• Dataset records
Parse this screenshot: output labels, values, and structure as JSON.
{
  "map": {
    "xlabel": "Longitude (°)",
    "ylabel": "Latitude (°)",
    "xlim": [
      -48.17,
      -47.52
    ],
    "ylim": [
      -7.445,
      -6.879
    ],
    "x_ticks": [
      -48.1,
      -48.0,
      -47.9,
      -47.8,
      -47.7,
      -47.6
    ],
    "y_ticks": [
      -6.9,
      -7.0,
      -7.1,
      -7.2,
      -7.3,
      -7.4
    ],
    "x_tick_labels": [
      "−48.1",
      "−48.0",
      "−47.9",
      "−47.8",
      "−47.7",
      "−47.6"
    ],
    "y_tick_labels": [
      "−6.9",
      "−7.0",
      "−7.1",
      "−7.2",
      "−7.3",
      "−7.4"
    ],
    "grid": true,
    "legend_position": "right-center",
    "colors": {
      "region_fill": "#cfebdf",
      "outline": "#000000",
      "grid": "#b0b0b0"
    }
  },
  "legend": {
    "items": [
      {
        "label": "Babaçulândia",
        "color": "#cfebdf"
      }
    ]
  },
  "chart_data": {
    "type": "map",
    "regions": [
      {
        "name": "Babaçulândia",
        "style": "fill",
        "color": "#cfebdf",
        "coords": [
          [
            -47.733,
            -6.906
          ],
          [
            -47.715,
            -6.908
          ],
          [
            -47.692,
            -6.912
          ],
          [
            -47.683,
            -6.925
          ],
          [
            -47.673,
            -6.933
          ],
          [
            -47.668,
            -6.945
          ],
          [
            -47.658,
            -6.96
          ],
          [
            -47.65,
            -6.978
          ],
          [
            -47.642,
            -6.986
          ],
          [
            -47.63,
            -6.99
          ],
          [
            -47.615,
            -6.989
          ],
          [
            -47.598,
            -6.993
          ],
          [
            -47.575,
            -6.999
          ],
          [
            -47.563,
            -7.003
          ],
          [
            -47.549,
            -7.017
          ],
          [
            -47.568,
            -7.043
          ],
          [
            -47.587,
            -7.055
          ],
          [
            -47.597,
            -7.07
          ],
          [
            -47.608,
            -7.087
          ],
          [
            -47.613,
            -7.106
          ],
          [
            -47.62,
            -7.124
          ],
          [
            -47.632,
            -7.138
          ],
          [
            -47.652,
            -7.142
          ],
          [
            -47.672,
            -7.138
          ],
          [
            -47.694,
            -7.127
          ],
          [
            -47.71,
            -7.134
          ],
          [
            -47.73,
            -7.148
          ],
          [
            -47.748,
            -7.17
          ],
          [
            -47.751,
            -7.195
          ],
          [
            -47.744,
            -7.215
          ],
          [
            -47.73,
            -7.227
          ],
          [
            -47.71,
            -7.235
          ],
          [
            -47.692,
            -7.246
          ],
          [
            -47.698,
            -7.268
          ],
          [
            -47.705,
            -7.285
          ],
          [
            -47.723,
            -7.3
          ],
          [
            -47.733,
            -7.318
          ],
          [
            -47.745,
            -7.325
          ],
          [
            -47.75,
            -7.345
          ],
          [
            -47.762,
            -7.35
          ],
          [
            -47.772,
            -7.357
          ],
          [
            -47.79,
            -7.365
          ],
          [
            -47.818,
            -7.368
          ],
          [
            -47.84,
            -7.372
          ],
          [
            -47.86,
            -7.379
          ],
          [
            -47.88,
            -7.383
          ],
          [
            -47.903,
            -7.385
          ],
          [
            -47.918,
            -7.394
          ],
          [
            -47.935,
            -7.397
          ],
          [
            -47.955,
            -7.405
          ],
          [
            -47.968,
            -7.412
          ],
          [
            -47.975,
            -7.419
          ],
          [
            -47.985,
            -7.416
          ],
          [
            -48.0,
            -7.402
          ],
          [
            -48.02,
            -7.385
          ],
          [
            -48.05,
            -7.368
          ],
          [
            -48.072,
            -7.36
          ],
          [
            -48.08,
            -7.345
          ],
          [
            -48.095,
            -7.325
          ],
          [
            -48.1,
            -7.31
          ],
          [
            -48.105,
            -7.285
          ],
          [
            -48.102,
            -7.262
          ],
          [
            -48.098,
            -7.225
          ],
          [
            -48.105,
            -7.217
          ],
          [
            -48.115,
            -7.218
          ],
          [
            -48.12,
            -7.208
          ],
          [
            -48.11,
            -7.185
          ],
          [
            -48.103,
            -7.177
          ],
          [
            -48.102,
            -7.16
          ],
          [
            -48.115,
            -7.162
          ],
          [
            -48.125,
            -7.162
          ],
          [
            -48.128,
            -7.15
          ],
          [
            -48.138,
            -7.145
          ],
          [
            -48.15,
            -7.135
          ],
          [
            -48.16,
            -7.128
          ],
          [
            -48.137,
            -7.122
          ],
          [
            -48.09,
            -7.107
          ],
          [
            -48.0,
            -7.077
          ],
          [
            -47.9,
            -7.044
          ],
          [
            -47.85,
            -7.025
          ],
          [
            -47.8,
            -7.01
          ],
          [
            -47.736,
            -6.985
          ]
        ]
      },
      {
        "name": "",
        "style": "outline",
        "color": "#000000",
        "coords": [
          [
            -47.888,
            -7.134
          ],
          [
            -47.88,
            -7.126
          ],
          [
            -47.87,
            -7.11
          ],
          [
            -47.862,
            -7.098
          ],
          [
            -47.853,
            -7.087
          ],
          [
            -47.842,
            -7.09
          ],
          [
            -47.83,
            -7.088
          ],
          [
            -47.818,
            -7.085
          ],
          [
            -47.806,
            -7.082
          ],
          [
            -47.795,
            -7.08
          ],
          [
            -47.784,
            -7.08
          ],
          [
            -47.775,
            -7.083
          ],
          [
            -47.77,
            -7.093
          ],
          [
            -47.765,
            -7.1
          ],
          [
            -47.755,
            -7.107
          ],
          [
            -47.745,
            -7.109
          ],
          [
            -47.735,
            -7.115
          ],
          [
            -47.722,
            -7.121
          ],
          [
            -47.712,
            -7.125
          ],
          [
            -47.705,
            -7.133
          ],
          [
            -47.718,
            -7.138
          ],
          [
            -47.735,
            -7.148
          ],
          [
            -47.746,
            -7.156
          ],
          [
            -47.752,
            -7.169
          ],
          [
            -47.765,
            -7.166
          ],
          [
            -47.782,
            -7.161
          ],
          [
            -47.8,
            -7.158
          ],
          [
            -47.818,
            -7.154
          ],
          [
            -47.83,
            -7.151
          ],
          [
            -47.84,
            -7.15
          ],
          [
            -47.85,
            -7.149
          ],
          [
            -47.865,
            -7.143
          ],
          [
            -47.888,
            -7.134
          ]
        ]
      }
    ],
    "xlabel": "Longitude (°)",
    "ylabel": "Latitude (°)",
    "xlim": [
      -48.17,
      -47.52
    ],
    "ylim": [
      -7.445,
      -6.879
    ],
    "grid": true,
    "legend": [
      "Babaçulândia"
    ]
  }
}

• What you have to do
Make an exact copy of every line in the data.

• Answer to the problem
Parse this screenshot: output labels, values, and structure as JSON.
{
  "map": {
    "xlabel": "Longitude (°)",
    "ylabel": "Latitude (°)",
    "xlim": [
      -48.17,
      -47.52
    ],
    "ylim": [
      -7.445,
      -6.879
    ],
    "x_ticks": [
      -48.1,
      -48.0,
      -47.9,
      -47.8,
      -47.7,
      -47.6
    ],
    "y_ticks": [
      -6.9,
      -7.0,
      -7.1,
      -7.2,
      -7.3,
      -7.4
    ],
    "x_tick_labels": [
      "−48.1",
      "−48.0",
      "−47.9",
      "−47.8",
      "−47.7",
      "−47.6"
    ],
    "y_tick_labels": [
      "−6.9",
      "−7.0",
      "−7.1",
      "−7.2",
      "−7.3",
      "−7.4"
    ],
    "grid": true,
    "legend_position": "right-center",
    "colors": {
      "region_fill": "#cfebdf",
      "outline": "#000000",
      "grid": "#b0b0b0"
    }
  },
  "legend": {
    "items": [
      {
        "label": "Babaçulândia",
        "color": "#cfebdf"
      }
    ]
  },
  "chart_data": {
    "type": "map",
    "regions": [
      {
        "name": "Babaçulândia",
        "style": "fill",
        "color": "#cfebdf",
        "coords": [
          [
            -47.733,
            -6.906
          ],
          [
            -47.715,
            -6.908
          ],
          [
            -47.692,
            -6.912
          ],
          [
            -47.683,
            -6.925
          ],
          [
            -47.673,
            -6.933
          ],
          [
            -47.668,
            -6.945
          ],
          [
            -47.658,
            -6.96
          ],
          [
            -47.65,
            -6.978
          ],
          [
            -47.642,
            -6.986
          ],
          [
            -47.63,
            -6.99
          ],
          [
            -47.615,
            -6.989
          ],
          [
            -47.598,
            -6.993
          ],
          [
            -47.575,
            -6.999
          ],
          [
            -47.563,
            -7.003
          ],
          [
            -47.549,
            -7.017
          ],
          [
            -47.568,
            -7.043
          ],
          [
            -47.587,
            -7.055
          ],
          [
            -47.597,
            -7.07
          ],
          [
            -47.608,
            -7.087
          ],
          [
            -47.613,
            -7.106
          ],
          [
            -47.62,
            -7.124
          ],
          [
            -47.632,
            -7.138
          ],
          [
            -47.652,
            -7.142
          ],
          [
            -47.672,
            -7.138
          ],
          [
            -47.694,
            -7.127
          ],
          [
            -47.71,
            -7.134
          ],
          [
            -47.73,
            -7.148
          ],
          [
            -47.748,
            -7.17
          ],
          [
            -47.751,
            -7.195
          ],
          [
            -47.744,
            -7.215
          ],
          [
            -47.73,
            -7.227
          ],
          [
            -47.71,
            -7.235
          ],
          [
            -47.692,
            -7.246
          ],
          [
            -47.698,
            -7.268
          ],
          [
            -47.705,
            -7.285
          ],
          [
            -47.723,
            -7.3
          ],
          [
            -47.733,
            -7.318
          ],
          [
            -47.745,
            -7.325
          ],
          [
            -47.75,
            -7.345
          ],
          [
            -47.762,
            -7.35
          ],
          [
            -47.772,
            -7.357
          ],
          [
            -47.79,
            -7.365
          ],
          [
            -47.818,
            -7.368
          ],
          [
            -47.84,
            -7.372
          ],
          [
            -47.86,
            -7.379
          ],
          [
            -47.88,
            -7.383
          ],
          [
            -47.903,
            -7.385
          ],
          [
            -47.918,
            -7.394
          ],
          [
            -47.935,
            -7.397
          ],
          [
            -47.955,
            -7.405
          ],
          [
            -47.968,
            -7.412
          ],
          [
            -47.975,
            -7.419
          ],
          [
            -47.985,
            -7.416
          ],
          [
            -48.0,
            -7.402
          ],
          [
            -48.02,
            -7.385
          ],
          [
            -48.05,
            -7.368
          ],
          [
            -48.072,
            -7.36
          ],
          [
            -48.08,
            -7.345
          ],
          [
            -48.095,
            -7.325
          ],
          [
            -48.1,
            -7.31
          ],
          [
            -48.105,
            -7.285
          ],
          [
            -48.102,
            -7.262
          ],
          [
            -48.098,
            -7.225
          ],
          [
            -48.105,
            -7.217
          ],
          [
            -48.115,
            -7.218
          ],
          [
            -48.12,
            -7.208
          ],
          [
            -48.11,
            -7.185
          ],
          [
            -48.103,
            -7.177
          ],
          [
            -48.102,
            -7.16
          ],
          [
            -48.115,
            -7.162
          ],
          [
            -48.125,
            -7.162
          ],
          [
            -48.128,
            -7.15
          ],
          [
            -48.138,
            -7.145
          ],
          [
            -48.15,
            -7.135
          ],
          [
            -48.16,
            -7.128
          ],
          [
            -48.137,
            -7.122
          ],
          [
            -48.09,
            -7.107
          ],
          [
            -48.0,
            -7.077
          ],
          [
            -47.9,
            -7.044
          ],
          [
            -47.85,
            -7.025
          ],
          [
            -47.8,
            -7.01
          ],
          [
            -47.736,
            -6.985
          ]
        ]
      },
      {
        "name": "",
        "style": "outline",
        "color": "#000000",
        "coords": [
          [
            -47.888,
            -7.134
          ],
          [
            -47.88,
            -7.126
          ],
          [
            -47.87,
            -7.11
          ],
          [
            -47.862,
            -7.098
          ],
          [
            -47.853,
            -7.087
          ],
          [
            -47.842,
            -7.09
          ],
          [
            -47.83,
            -7.088
          ],
          [
            -47.818,
            -7.085
          ],
          [
            -47.806,
            -7.082
          ],
          [
            -47.795,
            -7.08
          ],
          [
            -47.784,
            -7.08
          ],
          [
            -47.775,
            -7.083
          ],
          [
            -47.77,
            -7.093
          ],
          [
            -47.765,
            -7.1
          ],
          [
            -47.755,
            -7.107
          ],
          [
            -47.745,
            -7.109
          ],
          [
            -47.735,
            -7.115
          ],
          [
            -47.722,
            -7.121
          ],
          [
            -47.712,
            -7.125
          ],
          [
            -47.705,
            -7.133
          ],
          [
            -47.718,
            -7.138
          ],
          [
            -47.735,
            -7.148
          ],
          [
            -47.746,
            -7.156
          ],
          [
            -47.752,
            -7.169
          ],
          [
            -47.765,
            -7.166
          ],
          [
            -47.782,
            -7.161
          ],
          [
            -47.8,
            -7.158
          ],
          [
            -47.818,
            -7.154
          ],
          [
            -47.83,
            -7.151
          ],
          [
            -47.84,
            -7.15
          ],
          [
            -47.85,
            -7.149
          ],
          [
            -47.865,
            -7.143
          ],
          [
            -47.888,
            -7.134
          ]
        ]
      }
    ],
    "xlabel": "Longitude (°)",
    "ylabel": "Latitude (°)",
    "xlim": [
      -48.17,
      -47.52
    ],
    "ylim": [
      -7.445,
      -6.879
    ],
    "grid": true,
    "legend": [
      "Babaçulândia"
    ]
  }
}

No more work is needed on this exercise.